• Exercise: Please state how many lines in the records contain the string "Independence", with no words besides the number.

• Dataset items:
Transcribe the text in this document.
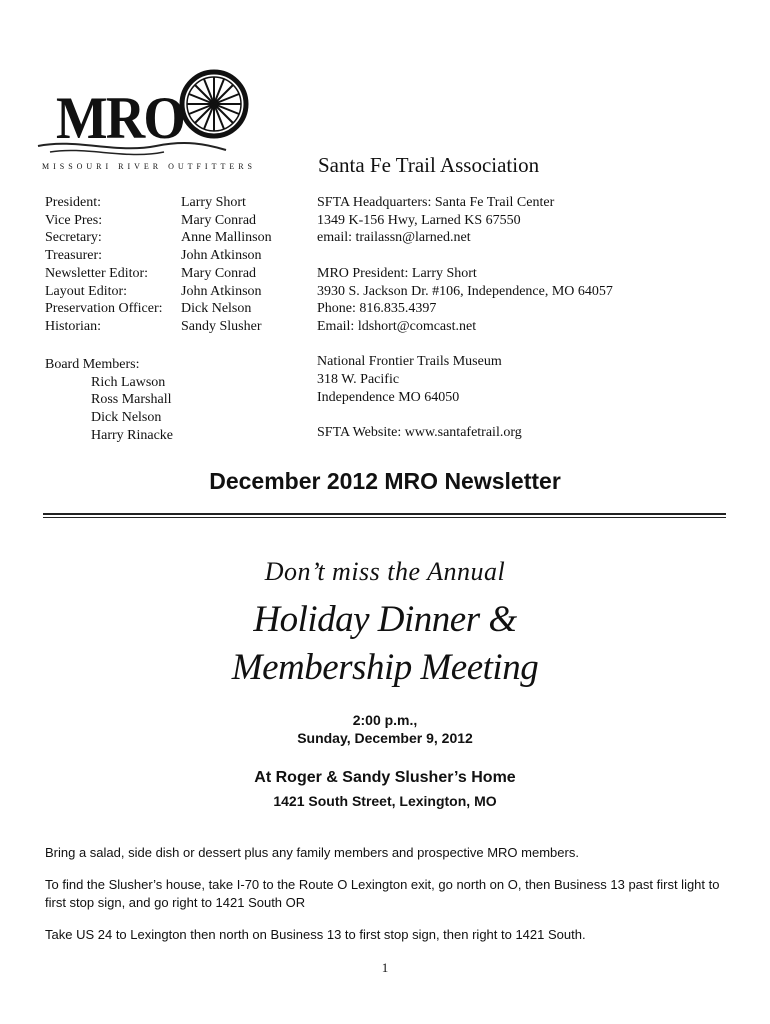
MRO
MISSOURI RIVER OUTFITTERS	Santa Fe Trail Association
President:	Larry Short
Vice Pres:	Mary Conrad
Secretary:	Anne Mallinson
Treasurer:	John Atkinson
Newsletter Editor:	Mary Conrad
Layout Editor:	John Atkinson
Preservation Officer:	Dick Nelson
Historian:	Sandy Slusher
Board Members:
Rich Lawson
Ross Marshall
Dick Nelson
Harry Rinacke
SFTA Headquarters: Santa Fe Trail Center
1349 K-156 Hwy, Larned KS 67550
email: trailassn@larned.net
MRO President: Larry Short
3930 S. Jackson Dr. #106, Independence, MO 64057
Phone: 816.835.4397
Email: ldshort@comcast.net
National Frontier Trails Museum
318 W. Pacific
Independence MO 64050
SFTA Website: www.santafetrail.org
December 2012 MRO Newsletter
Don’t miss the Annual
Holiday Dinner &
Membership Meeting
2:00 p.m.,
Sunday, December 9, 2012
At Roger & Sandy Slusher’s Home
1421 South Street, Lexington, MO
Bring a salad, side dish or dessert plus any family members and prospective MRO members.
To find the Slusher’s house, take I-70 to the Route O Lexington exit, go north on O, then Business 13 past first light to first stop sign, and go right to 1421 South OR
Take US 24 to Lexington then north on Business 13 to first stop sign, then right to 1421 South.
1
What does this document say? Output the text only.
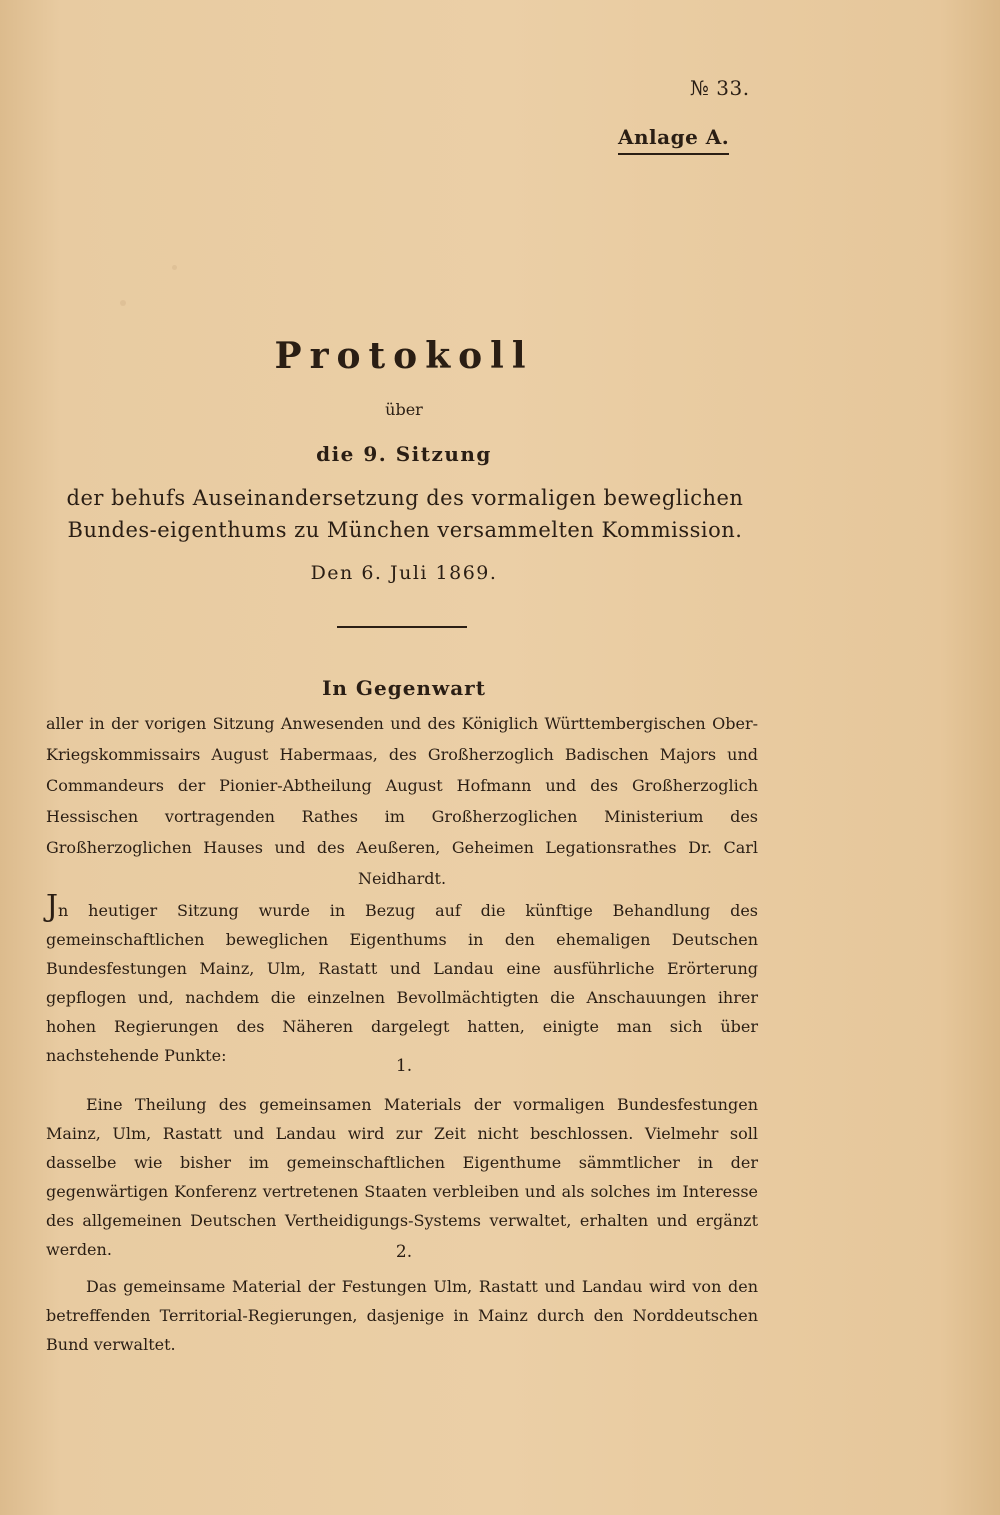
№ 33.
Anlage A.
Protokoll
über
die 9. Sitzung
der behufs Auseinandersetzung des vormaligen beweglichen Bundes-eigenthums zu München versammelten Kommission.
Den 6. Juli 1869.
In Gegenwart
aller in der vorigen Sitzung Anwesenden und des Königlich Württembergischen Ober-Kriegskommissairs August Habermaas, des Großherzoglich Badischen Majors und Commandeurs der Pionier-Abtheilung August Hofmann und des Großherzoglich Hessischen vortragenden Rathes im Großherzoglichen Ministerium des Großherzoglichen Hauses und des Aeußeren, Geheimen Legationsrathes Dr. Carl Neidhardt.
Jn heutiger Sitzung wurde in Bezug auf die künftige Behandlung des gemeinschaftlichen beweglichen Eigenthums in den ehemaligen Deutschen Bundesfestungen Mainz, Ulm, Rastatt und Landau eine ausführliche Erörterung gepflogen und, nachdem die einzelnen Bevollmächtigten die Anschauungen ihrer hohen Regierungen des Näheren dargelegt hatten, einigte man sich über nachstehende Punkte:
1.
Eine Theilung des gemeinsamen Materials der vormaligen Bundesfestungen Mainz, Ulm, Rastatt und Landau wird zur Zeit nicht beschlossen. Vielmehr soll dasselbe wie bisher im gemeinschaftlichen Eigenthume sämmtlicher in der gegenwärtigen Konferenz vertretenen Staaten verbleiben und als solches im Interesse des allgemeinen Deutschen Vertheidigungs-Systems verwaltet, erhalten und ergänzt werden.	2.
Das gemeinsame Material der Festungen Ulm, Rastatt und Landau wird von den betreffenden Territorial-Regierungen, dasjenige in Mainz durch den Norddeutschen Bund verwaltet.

--

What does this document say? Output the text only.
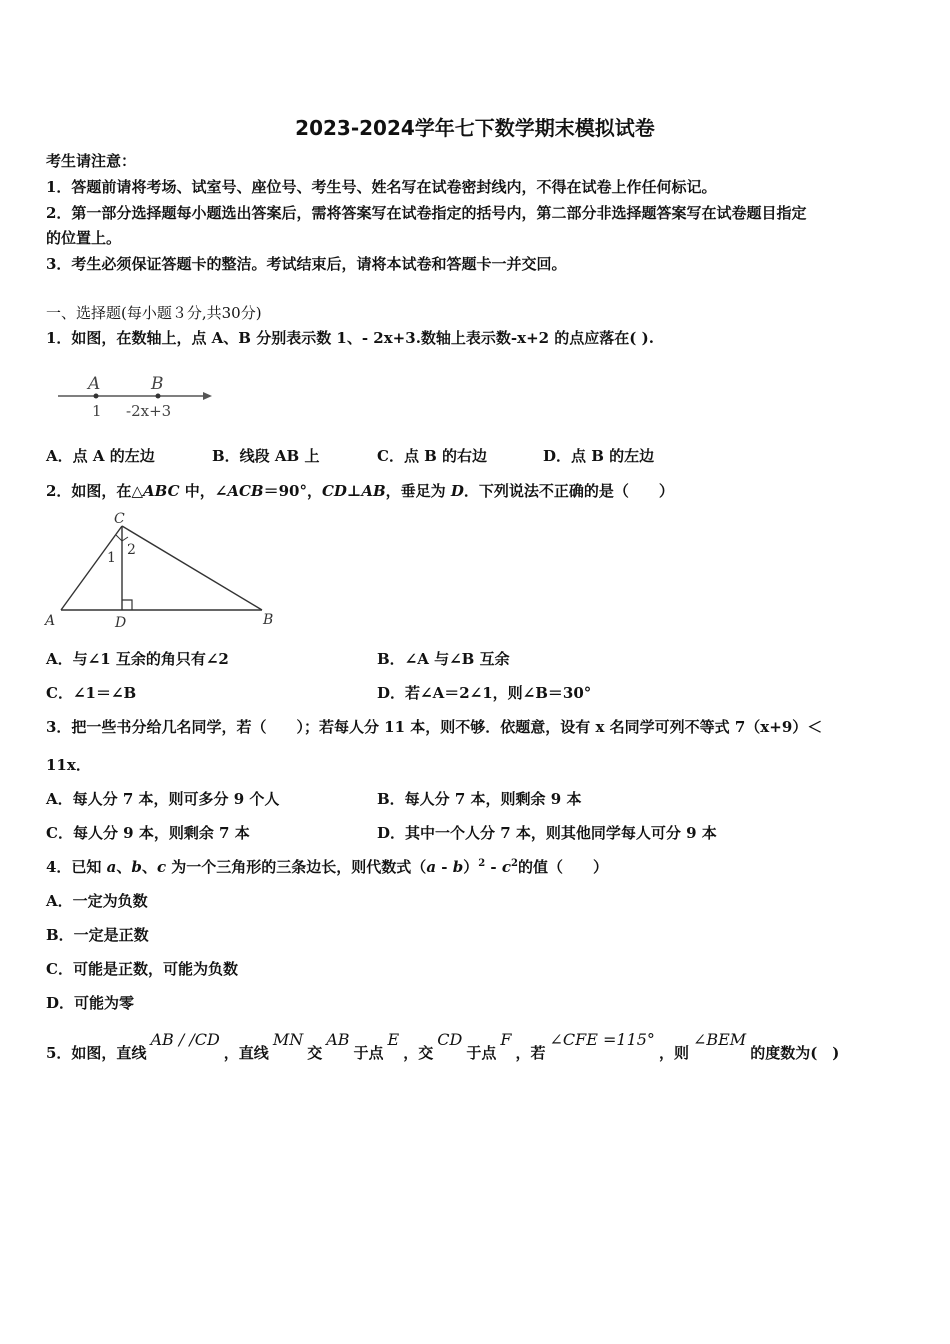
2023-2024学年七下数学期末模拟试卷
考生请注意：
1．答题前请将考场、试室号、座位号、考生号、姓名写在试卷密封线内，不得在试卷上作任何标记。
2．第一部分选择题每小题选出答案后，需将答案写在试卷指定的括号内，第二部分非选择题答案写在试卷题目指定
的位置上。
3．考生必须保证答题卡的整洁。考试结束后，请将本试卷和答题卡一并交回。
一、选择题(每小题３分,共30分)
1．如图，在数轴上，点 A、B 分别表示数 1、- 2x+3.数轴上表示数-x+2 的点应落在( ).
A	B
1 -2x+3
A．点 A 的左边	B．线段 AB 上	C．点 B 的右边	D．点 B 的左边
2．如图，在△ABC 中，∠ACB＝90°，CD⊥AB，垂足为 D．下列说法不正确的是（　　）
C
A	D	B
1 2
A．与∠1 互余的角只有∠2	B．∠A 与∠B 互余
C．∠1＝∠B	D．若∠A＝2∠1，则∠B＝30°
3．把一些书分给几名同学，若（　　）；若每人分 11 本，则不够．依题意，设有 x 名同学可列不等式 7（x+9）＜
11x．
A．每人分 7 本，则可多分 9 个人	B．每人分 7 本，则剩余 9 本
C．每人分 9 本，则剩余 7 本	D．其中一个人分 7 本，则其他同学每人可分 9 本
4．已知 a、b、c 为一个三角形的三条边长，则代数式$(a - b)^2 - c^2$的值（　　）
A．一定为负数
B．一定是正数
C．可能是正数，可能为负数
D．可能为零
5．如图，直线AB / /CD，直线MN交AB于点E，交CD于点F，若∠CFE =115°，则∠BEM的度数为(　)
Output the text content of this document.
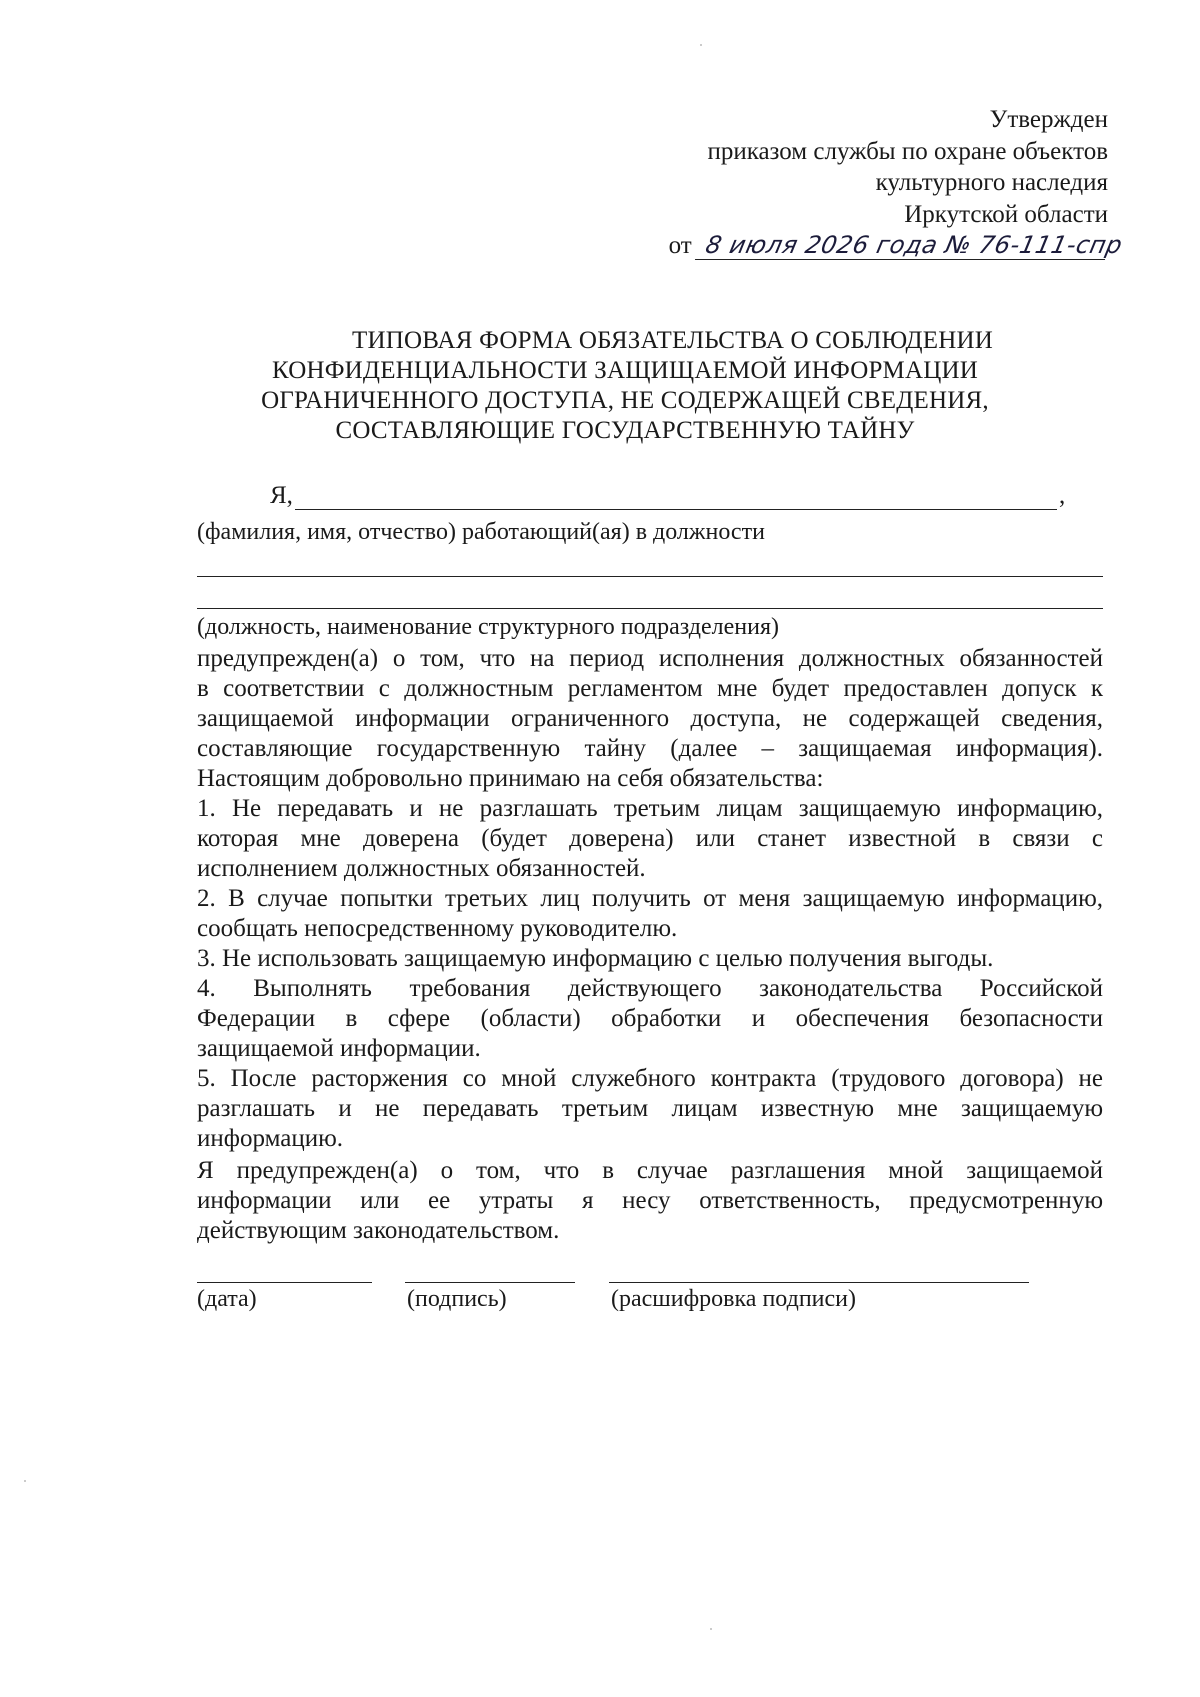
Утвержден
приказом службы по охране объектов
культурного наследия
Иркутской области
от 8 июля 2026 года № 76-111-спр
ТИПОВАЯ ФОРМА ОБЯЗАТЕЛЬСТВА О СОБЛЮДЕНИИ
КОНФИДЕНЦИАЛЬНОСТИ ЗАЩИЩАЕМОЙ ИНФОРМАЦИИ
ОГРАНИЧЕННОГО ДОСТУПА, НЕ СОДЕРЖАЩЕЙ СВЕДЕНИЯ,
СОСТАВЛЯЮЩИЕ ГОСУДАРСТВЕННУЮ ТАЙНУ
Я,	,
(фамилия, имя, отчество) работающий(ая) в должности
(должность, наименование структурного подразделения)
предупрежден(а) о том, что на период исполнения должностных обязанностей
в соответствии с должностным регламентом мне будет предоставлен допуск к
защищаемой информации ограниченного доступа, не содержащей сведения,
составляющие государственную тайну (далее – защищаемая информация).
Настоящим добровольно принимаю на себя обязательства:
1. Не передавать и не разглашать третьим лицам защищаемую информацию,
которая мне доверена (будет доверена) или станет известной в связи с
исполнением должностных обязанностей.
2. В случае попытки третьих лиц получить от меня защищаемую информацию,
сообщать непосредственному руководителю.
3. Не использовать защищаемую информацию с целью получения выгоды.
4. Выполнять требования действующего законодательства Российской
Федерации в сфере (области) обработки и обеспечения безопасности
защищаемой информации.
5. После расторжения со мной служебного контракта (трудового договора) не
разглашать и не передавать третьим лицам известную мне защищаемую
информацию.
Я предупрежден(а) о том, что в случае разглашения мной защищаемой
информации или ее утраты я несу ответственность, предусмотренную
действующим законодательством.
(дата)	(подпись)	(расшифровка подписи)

• Expected answer: 2